→ **Given request**
Please transcribe the data that follows without the pictures, keeping every word the same.

-- begin Data --

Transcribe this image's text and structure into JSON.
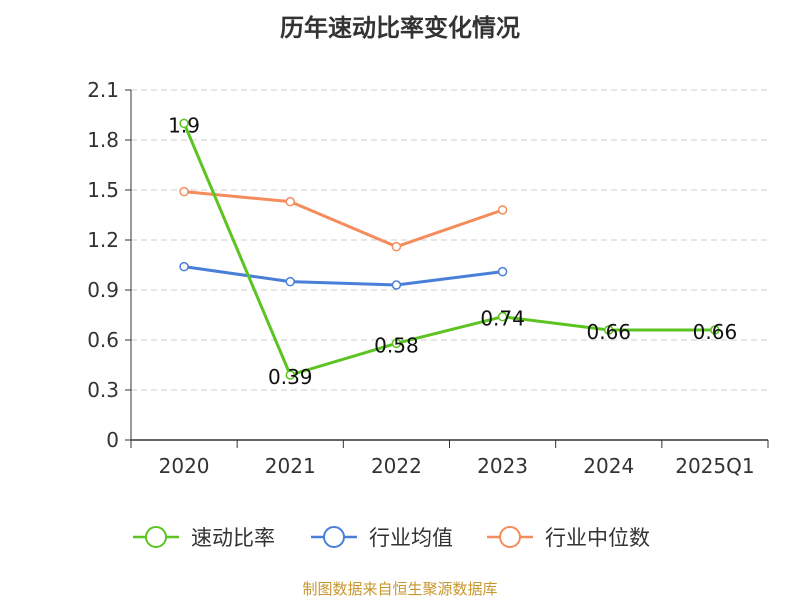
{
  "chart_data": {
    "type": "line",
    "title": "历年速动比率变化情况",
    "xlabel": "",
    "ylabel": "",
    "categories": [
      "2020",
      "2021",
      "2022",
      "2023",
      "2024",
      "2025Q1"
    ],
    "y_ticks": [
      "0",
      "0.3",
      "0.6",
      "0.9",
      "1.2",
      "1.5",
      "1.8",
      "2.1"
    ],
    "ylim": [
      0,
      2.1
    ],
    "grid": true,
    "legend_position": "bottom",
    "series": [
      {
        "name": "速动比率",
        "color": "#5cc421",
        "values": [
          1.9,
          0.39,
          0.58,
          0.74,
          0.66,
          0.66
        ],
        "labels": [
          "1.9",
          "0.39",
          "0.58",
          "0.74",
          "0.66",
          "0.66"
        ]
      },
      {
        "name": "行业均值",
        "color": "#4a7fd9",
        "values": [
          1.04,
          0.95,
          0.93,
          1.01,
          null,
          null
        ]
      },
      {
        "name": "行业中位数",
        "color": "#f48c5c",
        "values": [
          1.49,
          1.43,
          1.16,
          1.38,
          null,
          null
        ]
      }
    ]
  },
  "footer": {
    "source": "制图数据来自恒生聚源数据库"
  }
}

-- end Data --

→ **Output below**
Transcribe this image's text and structure into JSON.
{
  "chart_data": {
    "type": "line",
    "title": "历年速动比率变化情况",
    "xlabel": "",
    "ylabel": "",
    "categories": [
      "2020",
      "2021",
      "2022",
      "2023",
      "2024",
      "2025Q1"
    ],
    "y_ticks": [
      "0",
      "0.3",
      "0.6",
      "0.9",
      "1.2",
      "1.5",
      "1.8",
      "2.1"
    ],
    "ylim": [
      0,
      2.1
    ],
    "grid": true,
    "legend_position": "bottom",
    "series": [
      {
        "name": "速动比率",
        "color": "#5cc421",
        "values": [
          1.9,
          0.39,
          0.58,
          0.74,
          0.66,
          0.66
        ],
        "labels": [
          "1.9",
          "0.39",
          "0.58",
          "0.74",
          "0.66",
          "0.66"
        ]
      },
      {
        "name": "行业均值",
        "color": "#4a7fd9",
        "values": [
          1.04,
          0.95,
          0.93,
          1.01,
          null,
          null
        ]
      },
      {
        "name": "行业中位数",
        "color": "#f48c5c",
        "values": [
          1.49,
          1.43,
          1.16,
          1.38,
          null,
          null
        ]
      }
    ]
  },
  "footer": {
    "source": "制图数据来自恒生聚源数据库"
  }
}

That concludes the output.